Stated problem: In the listing below, how many lines contain the word "Değer"? Please respond with the number only.

Collected data entries:
▼

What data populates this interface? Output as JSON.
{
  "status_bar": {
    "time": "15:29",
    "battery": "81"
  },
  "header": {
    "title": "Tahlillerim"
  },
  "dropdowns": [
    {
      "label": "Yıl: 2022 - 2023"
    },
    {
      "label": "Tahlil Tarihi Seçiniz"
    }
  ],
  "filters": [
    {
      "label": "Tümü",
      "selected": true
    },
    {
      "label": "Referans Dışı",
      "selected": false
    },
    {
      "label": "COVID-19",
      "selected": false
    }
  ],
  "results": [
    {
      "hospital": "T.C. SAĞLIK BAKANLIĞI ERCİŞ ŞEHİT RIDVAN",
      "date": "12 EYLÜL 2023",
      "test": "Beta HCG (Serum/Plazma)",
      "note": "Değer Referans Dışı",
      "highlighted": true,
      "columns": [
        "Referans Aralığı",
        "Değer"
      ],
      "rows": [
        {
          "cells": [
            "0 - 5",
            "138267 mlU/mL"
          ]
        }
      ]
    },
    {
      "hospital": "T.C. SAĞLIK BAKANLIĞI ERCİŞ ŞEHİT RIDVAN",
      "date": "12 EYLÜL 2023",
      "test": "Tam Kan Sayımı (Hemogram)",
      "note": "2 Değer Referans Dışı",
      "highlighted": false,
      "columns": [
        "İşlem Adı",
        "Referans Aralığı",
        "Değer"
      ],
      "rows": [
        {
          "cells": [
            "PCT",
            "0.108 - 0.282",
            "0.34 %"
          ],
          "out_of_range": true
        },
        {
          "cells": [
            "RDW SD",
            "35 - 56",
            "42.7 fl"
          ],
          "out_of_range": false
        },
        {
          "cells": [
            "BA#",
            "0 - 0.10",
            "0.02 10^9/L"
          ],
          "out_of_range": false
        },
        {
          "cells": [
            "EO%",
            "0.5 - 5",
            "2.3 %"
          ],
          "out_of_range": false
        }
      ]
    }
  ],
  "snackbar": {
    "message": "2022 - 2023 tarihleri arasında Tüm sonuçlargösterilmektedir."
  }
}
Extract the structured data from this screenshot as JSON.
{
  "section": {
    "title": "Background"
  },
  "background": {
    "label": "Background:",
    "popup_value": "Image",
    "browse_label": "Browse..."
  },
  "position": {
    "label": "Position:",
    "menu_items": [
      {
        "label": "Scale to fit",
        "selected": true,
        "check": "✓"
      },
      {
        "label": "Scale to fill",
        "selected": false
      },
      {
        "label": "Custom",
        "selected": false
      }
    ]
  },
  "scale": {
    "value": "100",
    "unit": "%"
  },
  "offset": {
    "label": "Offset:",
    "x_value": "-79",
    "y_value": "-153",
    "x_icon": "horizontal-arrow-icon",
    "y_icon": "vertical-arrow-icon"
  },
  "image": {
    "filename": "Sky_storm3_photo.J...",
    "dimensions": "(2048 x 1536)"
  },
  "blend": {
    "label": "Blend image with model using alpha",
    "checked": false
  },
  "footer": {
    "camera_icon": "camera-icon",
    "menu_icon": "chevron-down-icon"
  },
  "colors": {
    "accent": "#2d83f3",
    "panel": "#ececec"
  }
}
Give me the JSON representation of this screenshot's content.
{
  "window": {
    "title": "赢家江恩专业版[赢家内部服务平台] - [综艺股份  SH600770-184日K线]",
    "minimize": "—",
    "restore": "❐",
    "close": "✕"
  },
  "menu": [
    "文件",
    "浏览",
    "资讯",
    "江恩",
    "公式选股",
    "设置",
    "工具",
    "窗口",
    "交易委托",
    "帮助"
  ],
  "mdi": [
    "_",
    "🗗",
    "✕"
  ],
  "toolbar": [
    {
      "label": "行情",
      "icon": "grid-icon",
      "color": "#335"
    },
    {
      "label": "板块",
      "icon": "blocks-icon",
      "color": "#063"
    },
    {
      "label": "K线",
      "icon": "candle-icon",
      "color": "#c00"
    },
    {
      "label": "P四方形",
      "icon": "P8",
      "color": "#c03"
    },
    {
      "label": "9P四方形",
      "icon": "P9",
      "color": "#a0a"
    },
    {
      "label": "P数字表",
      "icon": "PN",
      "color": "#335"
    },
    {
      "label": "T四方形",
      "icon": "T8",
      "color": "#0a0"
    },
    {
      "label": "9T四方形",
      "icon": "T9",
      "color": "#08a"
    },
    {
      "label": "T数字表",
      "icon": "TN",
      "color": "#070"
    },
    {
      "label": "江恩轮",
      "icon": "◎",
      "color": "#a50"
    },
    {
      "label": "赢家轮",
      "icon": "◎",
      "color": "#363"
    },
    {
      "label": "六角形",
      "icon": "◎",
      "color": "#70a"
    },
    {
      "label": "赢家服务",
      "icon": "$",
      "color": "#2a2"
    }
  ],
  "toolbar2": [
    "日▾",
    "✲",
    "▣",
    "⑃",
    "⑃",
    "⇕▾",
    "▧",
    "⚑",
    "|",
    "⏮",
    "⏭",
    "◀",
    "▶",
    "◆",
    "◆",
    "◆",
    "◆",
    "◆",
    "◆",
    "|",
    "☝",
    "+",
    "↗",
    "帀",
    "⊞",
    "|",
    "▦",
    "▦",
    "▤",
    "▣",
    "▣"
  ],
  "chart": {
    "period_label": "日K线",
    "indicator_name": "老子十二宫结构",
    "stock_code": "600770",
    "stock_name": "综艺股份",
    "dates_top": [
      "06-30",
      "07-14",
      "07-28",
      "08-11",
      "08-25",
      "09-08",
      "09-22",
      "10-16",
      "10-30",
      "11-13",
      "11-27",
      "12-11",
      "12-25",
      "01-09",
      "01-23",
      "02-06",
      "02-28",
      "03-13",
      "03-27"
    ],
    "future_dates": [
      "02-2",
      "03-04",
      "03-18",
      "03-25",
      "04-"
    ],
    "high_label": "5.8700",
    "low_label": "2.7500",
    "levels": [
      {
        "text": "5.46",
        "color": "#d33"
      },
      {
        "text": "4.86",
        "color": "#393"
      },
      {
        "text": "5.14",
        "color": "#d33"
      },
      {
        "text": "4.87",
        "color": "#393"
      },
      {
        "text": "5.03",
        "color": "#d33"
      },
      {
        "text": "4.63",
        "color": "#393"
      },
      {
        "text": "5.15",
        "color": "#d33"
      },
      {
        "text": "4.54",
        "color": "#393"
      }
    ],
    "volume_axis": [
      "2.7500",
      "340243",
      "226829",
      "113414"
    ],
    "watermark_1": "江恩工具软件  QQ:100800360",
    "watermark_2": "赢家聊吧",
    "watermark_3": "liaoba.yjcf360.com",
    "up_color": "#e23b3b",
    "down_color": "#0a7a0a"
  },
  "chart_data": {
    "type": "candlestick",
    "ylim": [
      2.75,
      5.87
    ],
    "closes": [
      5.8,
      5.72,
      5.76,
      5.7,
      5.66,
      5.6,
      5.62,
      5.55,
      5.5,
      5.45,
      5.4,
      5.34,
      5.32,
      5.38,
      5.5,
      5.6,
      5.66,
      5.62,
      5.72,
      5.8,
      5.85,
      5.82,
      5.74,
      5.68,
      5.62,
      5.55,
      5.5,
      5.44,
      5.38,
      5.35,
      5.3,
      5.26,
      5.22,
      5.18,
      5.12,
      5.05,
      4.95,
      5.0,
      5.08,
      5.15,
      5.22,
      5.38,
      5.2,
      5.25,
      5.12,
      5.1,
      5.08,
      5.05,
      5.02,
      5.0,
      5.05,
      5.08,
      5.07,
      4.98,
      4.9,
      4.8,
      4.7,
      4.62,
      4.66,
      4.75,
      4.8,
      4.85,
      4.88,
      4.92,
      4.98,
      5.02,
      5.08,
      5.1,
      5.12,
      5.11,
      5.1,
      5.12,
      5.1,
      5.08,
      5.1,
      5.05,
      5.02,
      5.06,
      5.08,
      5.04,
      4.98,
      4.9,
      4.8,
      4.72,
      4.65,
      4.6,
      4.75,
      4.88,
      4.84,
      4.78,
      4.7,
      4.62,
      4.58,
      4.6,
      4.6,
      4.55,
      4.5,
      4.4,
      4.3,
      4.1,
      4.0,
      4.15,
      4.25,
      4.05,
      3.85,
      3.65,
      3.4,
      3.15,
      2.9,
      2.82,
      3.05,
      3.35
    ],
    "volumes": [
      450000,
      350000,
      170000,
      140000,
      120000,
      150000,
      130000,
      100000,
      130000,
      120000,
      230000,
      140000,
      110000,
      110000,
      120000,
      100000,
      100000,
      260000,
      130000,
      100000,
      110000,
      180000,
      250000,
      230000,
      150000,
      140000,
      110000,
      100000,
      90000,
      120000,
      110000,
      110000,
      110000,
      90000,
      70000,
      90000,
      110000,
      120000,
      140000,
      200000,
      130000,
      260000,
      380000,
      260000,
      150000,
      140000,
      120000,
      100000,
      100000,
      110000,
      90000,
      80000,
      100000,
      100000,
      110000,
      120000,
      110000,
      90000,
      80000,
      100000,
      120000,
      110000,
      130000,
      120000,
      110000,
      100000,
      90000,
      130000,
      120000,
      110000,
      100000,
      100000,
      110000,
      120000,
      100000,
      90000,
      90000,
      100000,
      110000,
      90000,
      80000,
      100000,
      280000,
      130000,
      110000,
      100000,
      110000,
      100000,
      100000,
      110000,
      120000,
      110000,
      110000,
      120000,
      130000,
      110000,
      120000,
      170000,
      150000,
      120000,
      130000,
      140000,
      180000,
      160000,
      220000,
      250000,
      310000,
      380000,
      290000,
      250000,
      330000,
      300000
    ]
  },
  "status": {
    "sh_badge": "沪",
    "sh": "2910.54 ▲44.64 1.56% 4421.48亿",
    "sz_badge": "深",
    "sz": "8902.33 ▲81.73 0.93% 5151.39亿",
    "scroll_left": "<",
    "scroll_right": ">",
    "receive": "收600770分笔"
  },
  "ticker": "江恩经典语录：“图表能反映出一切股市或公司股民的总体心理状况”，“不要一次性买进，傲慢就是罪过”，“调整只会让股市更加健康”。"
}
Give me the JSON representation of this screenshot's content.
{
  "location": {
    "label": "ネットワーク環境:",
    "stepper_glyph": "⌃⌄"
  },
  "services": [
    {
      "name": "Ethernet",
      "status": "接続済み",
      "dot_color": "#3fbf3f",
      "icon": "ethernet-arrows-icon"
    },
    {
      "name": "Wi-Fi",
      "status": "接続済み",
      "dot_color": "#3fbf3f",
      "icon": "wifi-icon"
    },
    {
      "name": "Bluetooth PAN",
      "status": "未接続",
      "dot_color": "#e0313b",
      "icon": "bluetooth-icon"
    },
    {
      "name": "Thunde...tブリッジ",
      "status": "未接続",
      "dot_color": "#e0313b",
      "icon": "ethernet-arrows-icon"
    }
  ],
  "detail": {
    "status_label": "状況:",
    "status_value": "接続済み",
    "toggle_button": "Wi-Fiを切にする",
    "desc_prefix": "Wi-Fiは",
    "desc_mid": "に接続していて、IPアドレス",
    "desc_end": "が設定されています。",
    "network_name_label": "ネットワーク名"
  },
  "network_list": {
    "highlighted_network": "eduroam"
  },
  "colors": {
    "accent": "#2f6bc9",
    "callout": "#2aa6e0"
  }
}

▲

Reply: 4